>> BEGIN
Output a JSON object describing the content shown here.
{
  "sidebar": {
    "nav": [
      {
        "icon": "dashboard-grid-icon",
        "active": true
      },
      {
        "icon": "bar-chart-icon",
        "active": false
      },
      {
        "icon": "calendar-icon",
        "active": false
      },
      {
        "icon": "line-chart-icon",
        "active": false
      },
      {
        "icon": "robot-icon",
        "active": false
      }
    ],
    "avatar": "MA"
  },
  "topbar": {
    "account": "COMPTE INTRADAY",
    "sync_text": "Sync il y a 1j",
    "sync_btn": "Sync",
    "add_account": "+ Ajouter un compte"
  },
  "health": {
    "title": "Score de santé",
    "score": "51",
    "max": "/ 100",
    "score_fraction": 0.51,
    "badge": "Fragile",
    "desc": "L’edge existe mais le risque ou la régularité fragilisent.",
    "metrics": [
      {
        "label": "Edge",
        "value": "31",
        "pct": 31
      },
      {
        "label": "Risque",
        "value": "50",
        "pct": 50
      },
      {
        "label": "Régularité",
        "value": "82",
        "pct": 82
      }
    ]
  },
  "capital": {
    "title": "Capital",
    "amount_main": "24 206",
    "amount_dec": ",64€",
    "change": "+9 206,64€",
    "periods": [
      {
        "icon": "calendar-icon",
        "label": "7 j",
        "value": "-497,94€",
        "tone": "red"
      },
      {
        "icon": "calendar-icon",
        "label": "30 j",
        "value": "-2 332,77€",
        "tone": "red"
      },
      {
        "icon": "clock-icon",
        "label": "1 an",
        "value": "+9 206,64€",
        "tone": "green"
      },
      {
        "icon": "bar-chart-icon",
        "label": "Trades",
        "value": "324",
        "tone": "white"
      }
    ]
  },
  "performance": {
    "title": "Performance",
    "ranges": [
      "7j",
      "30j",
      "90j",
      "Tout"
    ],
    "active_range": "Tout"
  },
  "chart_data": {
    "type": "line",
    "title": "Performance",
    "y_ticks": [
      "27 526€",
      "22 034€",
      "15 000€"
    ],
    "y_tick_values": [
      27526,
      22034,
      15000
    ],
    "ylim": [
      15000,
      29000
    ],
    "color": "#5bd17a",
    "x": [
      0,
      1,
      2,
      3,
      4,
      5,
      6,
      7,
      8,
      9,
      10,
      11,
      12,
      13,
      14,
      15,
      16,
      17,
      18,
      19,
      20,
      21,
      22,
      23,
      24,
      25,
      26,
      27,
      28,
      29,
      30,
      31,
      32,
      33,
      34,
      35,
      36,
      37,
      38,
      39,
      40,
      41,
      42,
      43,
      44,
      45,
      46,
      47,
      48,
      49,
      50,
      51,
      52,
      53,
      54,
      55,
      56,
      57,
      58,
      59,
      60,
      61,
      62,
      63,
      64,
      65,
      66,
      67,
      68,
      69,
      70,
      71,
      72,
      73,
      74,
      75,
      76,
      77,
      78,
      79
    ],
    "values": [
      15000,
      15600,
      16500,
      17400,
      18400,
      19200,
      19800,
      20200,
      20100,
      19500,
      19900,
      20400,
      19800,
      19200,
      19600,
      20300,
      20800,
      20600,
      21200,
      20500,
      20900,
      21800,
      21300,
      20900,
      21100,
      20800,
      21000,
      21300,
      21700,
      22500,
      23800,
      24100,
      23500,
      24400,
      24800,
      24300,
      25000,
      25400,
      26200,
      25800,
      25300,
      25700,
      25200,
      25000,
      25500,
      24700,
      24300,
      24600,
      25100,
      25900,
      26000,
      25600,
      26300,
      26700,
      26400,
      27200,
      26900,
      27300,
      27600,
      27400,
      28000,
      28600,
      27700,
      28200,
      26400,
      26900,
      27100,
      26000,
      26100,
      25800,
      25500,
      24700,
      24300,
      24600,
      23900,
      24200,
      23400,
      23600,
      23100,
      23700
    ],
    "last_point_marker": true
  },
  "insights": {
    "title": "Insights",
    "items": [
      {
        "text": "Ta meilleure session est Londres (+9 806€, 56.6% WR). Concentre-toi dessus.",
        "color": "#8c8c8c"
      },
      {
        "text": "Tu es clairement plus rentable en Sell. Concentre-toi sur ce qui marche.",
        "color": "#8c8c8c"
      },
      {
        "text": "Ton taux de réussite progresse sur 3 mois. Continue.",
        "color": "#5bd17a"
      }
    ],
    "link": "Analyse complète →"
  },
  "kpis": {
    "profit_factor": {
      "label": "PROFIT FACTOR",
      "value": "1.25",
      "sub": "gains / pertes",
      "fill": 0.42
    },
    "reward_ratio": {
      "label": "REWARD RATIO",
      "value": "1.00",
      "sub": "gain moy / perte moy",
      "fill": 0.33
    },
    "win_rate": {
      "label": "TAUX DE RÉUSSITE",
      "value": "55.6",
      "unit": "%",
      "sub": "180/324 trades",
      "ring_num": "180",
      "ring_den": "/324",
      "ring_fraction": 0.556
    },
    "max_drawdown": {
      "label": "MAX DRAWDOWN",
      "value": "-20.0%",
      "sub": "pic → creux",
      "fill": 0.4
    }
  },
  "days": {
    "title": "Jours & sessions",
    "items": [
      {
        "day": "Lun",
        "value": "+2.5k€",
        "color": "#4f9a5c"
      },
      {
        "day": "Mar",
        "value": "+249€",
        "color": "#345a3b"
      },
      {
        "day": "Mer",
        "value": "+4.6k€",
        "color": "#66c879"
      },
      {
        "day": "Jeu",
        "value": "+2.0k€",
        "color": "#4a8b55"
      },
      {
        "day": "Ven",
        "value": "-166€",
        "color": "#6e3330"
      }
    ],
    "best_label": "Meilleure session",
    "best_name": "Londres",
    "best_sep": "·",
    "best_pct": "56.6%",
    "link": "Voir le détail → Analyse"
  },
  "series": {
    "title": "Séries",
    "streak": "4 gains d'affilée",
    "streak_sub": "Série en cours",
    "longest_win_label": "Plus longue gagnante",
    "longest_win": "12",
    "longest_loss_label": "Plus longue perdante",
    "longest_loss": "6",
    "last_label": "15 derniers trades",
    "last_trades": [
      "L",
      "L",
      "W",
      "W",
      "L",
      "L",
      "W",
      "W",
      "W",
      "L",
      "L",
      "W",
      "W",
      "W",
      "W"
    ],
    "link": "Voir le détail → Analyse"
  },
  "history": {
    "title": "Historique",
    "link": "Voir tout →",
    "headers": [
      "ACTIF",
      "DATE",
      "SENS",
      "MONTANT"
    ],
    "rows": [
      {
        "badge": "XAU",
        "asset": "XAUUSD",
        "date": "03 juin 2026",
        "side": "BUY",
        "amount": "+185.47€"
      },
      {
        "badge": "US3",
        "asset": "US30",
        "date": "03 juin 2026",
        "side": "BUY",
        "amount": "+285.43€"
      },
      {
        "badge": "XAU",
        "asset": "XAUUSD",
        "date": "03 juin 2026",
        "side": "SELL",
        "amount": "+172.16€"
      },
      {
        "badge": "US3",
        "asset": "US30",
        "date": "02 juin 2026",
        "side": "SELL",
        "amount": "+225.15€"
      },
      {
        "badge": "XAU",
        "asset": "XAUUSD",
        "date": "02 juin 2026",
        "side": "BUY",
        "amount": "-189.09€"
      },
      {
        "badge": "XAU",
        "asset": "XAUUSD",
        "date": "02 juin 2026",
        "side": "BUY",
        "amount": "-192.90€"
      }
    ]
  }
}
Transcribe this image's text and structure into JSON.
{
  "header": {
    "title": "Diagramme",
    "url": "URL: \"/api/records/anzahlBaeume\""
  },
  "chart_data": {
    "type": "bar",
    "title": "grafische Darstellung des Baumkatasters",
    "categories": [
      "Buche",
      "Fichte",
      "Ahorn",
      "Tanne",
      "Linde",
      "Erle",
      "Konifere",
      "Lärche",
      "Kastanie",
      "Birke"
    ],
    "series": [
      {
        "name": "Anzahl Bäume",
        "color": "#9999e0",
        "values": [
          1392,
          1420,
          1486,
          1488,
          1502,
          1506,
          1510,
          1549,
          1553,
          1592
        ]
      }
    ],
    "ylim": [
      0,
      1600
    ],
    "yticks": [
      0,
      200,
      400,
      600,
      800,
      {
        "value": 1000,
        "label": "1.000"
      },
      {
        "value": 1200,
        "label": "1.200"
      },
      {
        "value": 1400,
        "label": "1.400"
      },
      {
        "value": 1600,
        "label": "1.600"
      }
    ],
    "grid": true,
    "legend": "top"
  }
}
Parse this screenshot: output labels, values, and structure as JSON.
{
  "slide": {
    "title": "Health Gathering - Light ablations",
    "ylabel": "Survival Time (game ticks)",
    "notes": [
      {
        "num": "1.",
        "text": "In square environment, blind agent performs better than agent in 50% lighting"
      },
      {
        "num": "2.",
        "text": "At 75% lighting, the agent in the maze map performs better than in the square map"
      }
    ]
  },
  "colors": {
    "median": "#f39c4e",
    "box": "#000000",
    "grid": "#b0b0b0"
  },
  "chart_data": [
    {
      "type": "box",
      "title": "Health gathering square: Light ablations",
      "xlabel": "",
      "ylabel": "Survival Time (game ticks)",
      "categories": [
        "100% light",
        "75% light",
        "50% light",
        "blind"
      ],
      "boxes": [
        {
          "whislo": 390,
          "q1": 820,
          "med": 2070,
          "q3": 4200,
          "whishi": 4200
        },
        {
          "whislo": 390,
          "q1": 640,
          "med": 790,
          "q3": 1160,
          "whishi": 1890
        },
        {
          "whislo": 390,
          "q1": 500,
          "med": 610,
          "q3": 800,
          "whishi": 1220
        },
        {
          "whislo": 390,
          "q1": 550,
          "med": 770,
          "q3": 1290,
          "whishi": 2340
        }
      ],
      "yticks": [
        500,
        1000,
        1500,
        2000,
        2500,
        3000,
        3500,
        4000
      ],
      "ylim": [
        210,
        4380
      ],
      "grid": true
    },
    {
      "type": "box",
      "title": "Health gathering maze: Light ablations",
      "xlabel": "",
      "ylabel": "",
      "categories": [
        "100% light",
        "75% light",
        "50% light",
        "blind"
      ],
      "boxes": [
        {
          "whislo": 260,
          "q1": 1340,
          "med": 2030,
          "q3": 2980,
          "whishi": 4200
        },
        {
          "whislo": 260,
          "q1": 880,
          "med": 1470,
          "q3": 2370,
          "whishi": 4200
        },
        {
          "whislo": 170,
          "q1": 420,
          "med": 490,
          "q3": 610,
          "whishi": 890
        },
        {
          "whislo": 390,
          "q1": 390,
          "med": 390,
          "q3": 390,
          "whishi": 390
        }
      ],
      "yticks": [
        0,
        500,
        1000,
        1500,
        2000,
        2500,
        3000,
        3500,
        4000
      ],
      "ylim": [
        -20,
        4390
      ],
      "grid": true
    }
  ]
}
>> END
◆ Stated exercise
Where a line above includes "grid", copy that line.

◆ Response to the exercise
        "icon": "dashboard-grid-icon",
    "grid": true,
    "grid": "#b0b0b0"
      "grid": true
      "grid": true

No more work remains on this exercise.